Dataset >>
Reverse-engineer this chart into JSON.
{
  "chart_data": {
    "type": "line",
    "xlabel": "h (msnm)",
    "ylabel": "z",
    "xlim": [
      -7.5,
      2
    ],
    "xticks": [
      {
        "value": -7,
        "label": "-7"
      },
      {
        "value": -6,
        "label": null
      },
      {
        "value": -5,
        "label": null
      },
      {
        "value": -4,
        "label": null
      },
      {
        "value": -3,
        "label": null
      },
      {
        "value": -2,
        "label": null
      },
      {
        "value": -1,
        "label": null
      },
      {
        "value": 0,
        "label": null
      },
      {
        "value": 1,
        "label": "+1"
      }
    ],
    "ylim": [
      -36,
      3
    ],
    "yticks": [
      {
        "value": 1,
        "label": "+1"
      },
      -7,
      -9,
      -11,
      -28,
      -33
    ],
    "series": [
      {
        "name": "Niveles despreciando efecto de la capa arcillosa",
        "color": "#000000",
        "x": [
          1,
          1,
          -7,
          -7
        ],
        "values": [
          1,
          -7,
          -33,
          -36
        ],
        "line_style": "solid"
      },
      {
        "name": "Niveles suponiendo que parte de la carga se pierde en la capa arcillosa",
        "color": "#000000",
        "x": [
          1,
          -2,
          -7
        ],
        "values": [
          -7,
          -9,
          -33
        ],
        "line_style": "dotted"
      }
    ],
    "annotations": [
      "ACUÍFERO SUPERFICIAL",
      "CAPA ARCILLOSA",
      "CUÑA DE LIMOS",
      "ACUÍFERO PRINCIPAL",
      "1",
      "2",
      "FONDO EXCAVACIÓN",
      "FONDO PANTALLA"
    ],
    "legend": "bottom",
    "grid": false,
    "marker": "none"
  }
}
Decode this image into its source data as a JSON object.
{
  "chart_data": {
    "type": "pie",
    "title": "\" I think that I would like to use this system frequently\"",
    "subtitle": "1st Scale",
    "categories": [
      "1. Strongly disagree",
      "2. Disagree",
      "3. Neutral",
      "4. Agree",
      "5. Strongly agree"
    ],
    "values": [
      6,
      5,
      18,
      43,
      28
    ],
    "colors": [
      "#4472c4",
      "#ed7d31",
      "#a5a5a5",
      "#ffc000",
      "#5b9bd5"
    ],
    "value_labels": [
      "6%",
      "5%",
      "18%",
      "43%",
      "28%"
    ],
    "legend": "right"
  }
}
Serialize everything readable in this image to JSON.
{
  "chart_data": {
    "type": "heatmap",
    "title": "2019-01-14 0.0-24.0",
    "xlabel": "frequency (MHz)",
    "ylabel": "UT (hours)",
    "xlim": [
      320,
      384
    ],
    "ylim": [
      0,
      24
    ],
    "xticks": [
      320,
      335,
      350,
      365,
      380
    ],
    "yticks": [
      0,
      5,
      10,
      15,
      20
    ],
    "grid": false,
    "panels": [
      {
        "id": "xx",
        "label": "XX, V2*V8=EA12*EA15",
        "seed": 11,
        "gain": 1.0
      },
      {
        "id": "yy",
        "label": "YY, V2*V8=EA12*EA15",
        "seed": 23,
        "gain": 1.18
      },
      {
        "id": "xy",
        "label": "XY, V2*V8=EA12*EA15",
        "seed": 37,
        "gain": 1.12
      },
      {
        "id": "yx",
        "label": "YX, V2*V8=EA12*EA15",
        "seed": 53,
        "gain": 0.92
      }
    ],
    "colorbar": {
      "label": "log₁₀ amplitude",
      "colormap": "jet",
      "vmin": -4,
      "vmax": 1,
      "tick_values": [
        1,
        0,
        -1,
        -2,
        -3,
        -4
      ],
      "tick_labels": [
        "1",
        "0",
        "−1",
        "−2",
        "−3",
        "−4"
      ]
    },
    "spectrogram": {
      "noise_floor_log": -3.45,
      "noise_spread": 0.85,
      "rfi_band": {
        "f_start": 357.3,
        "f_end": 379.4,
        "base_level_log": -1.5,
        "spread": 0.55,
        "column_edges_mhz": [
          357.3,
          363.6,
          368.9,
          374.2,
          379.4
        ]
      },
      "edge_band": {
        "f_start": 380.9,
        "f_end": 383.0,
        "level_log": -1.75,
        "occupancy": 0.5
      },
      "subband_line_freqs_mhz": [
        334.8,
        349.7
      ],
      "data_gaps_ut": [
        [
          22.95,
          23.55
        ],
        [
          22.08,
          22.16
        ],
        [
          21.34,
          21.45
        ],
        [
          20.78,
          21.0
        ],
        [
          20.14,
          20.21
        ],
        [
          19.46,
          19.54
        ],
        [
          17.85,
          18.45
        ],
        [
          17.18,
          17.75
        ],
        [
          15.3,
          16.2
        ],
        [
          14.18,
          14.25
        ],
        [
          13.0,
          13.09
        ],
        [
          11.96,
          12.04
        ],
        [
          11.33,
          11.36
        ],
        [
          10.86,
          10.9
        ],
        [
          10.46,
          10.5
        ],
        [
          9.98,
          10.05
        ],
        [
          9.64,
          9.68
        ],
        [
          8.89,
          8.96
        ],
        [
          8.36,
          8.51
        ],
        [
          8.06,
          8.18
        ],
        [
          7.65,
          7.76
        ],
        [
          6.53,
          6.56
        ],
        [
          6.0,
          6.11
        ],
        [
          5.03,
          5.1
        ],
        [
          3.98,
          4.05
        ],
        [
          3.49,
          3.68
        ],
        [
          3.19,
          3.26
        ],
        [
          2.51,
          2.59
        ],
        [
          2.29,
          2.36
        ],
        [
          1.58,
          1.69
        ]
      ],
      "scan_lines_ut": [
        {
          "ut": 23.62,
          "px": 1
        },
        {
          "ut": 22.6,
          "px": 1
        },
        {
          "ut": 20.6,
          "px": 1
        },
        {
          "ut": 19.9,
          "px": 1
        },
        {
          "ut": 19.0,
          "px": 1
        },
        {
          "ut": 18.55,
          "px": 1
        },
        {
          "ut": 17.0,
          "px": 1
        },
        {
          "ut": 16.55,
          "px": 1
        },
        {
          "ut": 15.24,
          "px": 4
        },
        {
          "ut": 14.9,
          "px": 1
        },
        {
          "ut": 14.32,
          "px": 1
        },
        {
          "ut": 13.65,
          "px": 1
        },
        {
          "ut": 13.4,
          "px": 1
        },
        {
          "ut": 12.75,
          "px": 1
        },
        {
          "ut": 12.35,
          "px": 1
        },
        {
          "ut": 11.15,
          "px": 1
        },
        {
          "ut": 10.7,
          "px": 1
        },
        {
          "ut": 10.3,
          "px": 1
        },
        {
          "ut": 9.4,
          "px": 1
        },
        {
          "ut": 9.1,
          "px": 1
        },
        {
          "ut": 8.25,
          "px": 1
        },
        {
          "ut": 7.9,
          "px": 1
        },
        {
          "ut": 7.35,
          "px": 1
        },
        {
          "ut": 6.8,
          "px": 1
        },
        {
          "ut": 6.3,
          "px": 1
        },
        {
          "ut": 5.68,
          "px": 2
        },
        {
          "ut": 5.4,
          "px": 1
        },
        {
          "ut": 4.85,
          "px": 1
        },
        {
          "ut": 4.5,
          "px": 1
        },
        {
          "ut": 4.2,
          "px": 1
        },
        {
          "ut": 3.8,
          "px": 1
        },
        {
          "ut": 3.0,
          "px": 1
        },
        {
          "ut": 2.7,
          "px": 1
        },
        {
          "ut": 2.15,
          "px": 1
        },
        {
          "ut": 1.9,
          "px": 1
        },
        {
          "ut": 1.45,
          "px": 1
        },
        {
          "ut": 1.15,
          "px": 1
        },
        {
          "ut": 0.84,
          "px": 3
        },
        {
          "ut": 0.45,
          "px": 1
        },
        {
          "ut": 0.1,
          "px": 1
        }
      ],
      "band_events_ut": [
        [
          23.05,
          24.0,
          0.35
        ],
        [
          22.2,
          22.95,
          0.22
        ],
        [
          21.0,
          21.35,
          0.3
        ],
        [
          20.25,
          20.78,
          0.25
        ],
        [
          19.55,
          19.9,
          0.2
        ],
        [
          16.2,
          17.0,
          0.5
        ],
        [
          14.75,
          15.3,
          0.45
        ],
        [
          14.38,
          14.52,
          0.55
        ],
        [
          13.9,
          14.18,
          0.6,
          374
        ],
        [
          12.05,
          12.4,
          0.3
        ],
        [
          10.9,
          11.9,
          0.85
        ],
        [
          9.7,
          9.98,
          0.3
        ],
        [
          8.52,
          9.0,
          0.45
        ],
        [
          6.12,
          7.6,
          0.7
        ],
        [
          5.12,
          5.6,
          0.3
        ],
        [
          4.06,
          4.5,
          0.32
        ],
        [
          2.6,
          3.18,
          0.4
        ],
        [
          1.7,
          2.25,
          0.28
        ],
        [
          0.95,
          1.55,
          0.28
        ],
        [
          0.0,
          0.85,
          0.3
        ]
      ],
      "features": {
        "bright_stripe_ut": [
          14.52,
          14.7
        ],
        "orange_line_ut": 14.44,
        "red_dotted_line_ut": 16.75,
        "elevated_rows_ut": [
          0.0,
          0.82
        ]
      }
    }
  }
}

Task goal >> Identify all lines where the word "Strongly" shows up. Copy them.

Exercise response >>
      "1. Strongly disagree",
      "5. Strongly agree"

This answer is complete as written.